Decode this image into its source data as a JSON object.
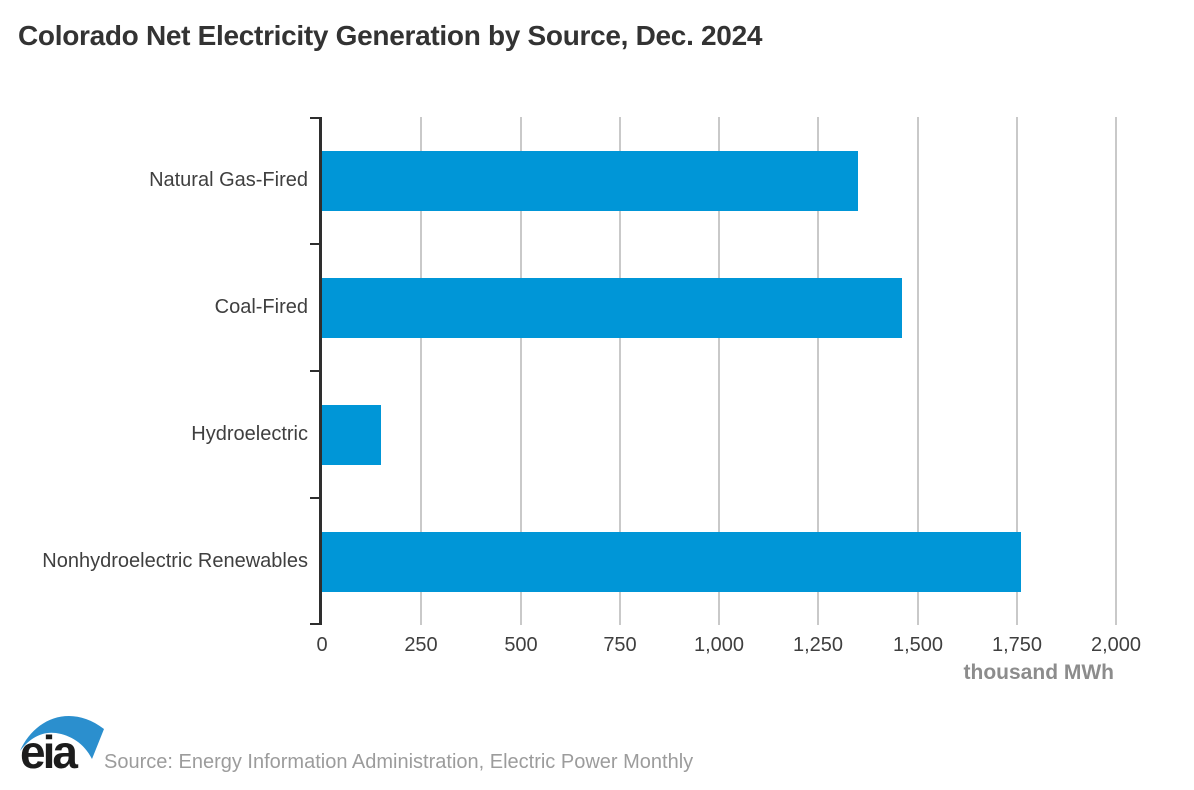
{
  "title": "Colorado Net Electricity Generation by Source, Dec. 2024",
  "chart_data": {
    "type": "bar",
    "orientation": "horizontal",
    "title": "Colorado Net Electricity Generation by Source, Dec. 2024",
    "categories": [
      "Natural Gas-Fired",
      "Coal-Fired",
      "Hydroelectric",
      "Nonhydroelectric Renewables"
    ],
    "values": [
      1350,
      1460,
      148,
      1760
    ],
    "xlabel": "thousand MWh",
    "ylabel": "",
    "xlim": [
      0,
      2000
    ],
    "xticks": [
      0,
      250,
      500,
      750,
      1000,
      1250,
      1500,
      1750,
      2000
    ],
    "xtick_labels": [
      "0",
      "250",
      "500",
      "750",
      "1,000",
      "1,250",
      "1,500",
      "1,750",
      "2,000"
    ],
    "grid": true,
    "legend": false,
    "bar_color": "#0096d7"
  },
  "footer": {
    "logo_text": "eia",
    "source": "Source: Energy Information Administration, Electric Power Monthly"
  },
  "colors": {
    "bar": "#0096d7",
    "grid": "#c9c9c9",
    "axis": "#2e2e2e",
    "title_text": "#333333",
    "label_text": "#3f3f3f",
    "unit_text": "#8c8c8c",
    "source_text": "#9c9c9c",
    "logo_swoosh": "#2b8fce",
    "logo_text": "#1c1c1c"
  }
}
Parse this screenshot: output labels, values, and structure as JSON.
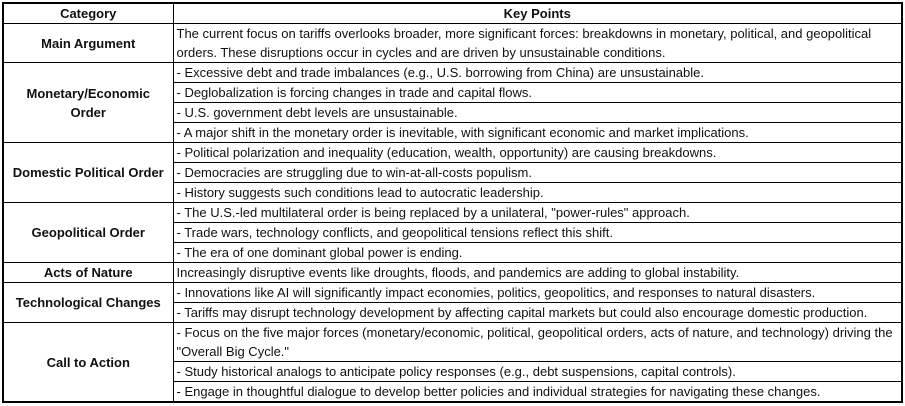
{
  "table": {
    "headers": [
      "Category",
      "Key Points"
    ],
    "rows": [
      {
        "category": "Main Argument",
        "points": [
          "The current focus on tariffs overlooks broader, more significant forces: breakdowns in monetary, political, and geopolitical orders. These disruptions occur in cycles and are driven by unsustainable conditions."
        ]
      },
      {
        "category": "Monetary/Economic Order",
        "points": [
          "- Excessive debt and trade imbalances (e.g., U.S. borrowing from China) are unsustainable.",
          "- Deglobalization is forcing changes in trade and capital flows.",
          "- U.S. government debt levels are unsustainable.",
          "- A major shift in the monetary order is inevitable, with significant economic and market implications."
        ]
      },
      {
        "category": "Domestic Political Order",
        "points": [
          "- Political polarization and inequality (education, wealth, opportunity) are causing breakdowns.",
          "- Democracies are struggling due to win-at-all-costs populism.",
          "- History suggests such conditions lead to autocratic leadership."
        ]
      },
      {
        "category": "Geopolitical Order",
        "points": [
          "- The U.S.-led multilateral order is being replaced by a unilateral, \"power-rules\" approach.",
          "- Trade wars, technology conflicts, and geopolitical tensions reflect this shift.",
          "- The era of one dominant global power is ending."
        ]
      },
      {
        "category": "Acts of Nature",
        "points": [
          "Increasingly disruptive events like droughts, floods, and pandemics are adding to global instability."
        ]
      },
      {
        "category": "Technological Changes",
        "points": [
          "- Innovations like AI will significantly impact economies, politics, geopolitics, and responses to natural disasters.",
          "- Tariffs may disrupt technology development by affecting capital markets but could also encourage domestic production."
        ]
      },
      {
        "category": "Call to Action",
        "points": [
          "- Focus on the five major forces (monetary/economic, political, geopolitical orders, acts of nature, and technology) driving the \"Overall Big Cycle.\"",
          "- Study historical analogs to anticipate policy responses (e.g., debt suspensions, capital controls).",
          "- Engage in thoughtful dialogue to develop better policies and individual strategies for navigating these changes."
        ]
      }
    ]
  }
}
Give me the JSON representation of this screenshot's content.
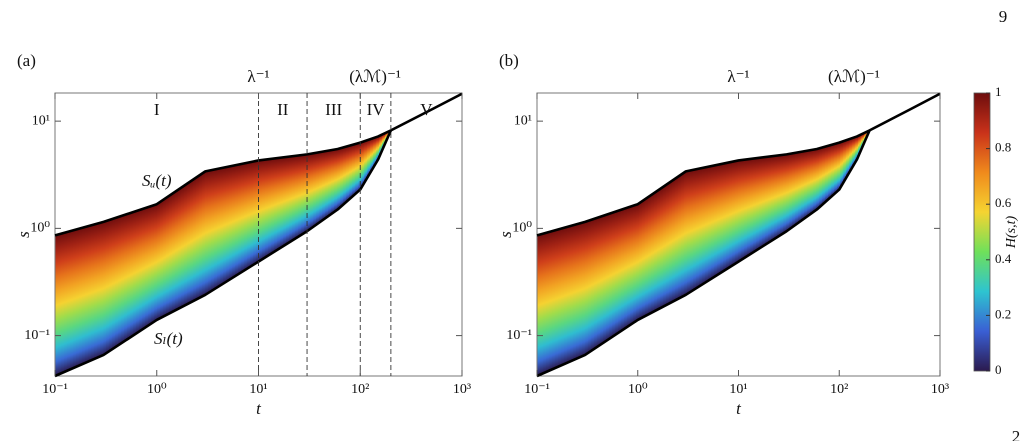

══════════════════════════════

• Brief: From the records above, how many lines include the word "major"? Only the number is wanted.

• Solution to this task: 2